**** Exercise data
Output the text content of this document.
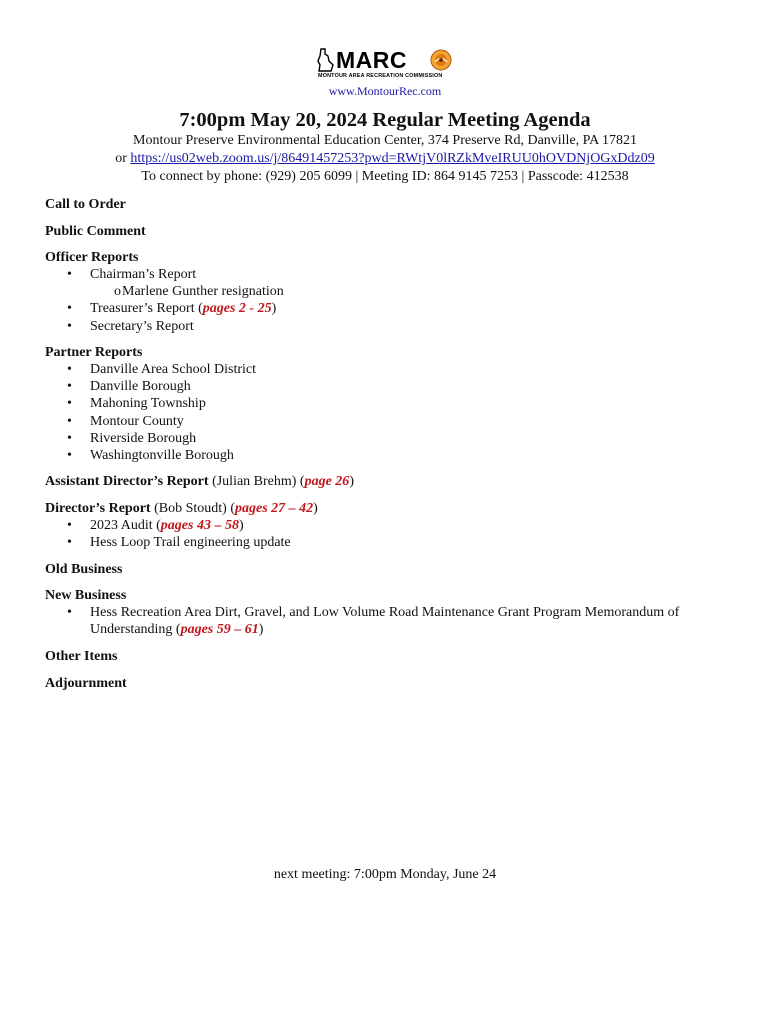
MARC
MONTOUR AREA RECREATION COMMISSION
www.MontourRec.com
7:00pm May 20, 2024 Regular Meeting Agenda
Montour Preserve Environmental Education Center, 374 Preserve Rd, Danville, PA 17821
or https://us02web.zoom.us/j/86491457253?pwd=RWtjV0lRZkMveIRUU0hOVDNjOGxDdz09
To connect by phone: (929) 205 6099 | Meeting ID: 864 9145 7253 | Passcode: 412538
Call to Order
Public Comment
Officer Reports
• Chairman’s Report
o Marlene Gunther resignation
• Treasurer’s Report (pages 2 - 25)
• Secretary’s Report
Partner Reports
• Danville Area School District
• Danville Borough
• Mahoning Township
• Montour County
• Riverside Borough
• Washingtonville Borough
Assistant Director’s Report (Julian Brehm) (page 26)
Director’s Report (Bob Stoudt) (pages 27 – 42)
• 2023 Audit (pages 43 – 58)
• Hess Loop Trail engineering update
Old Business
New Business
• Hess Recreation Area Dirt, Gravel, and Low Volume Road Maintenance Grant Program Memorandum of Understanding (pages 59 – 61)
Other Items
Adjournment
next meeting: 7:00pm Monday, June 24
********
**** Exercise data
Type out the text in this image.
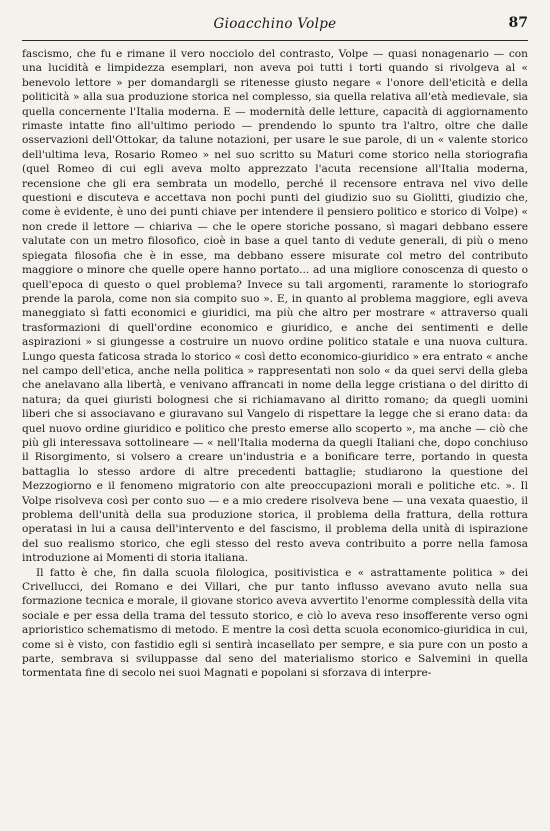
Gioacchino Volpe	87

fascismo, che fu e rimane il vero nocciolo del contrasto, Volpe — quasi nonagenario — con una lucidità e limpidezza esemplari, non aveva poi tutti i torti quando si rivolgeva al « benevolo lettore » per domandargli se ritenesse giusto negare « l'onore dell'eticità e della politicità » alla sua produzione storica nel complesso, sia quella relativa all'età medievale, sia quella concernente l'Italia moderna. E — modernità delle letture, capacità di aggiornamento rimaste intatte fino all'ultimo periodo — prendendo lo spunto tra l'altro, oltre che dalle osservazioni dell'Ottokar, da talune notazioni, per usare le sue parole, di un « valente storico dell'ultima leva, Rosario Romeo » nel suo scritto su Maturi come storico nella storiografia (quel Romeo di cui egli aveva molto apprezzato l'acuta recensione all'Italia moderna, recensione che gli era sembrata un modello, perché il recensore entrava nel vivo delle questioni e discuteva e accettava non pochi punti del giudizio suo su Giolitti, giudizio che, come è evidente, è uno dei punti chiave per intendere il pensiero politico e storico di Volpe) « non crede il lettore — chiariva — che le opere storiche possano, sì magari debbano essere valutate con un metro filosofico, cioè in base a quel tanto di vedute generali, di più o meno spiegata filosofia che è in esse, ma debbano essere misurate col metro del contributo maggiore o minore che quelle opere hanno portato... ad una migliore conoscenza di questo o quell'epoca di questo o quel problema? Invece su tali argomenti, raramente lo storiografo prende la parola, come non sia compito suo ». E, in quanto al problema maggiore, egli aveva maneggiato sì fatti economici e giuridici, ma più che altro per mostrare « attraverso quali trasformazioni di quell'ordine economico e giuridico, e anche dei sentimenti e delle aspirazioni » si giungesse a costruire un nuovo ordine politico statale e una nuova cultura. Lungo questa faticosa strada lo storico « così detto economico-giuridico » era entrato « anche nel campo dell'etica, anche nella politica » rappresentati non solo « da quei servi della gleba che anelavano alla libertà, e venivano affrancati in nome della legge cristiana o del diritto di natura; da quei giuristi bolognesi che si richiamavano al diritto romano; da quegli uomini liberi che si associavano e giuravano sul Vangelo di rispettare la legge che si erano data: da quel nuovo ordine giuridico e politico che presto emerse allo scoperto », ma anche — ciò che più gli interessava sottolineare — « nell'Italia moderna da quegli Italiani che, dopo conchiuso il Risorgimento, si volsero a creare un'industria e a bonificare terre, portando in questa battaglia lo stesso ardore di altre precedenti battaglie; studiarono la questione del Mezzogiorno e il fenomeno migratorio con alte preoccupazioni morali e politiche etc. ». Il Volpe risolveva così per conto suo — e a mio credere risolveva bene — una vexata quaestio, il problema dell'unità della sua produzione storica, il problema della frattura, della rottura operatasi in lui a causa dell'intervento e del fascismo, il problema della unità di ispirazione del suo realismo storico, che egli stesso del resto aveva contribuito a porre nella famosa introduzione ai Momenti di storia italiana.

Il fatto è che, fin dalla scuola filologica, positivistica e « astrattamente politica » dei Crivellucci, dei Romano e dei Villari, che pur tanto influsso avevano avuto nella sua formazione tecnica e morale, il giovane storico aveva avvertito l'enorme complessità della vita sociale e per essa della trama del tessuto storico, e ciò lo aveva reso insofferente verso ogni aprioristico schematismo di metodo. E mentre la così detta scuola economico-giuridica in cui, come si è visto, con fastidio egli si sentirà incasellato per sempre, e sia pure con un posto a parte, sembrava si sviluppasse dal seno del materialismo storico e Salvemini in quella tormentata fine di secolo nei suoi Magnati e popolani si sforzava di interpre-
********
### Short exercise
Give the count of lines containing "this", with no added text.

### Full output
2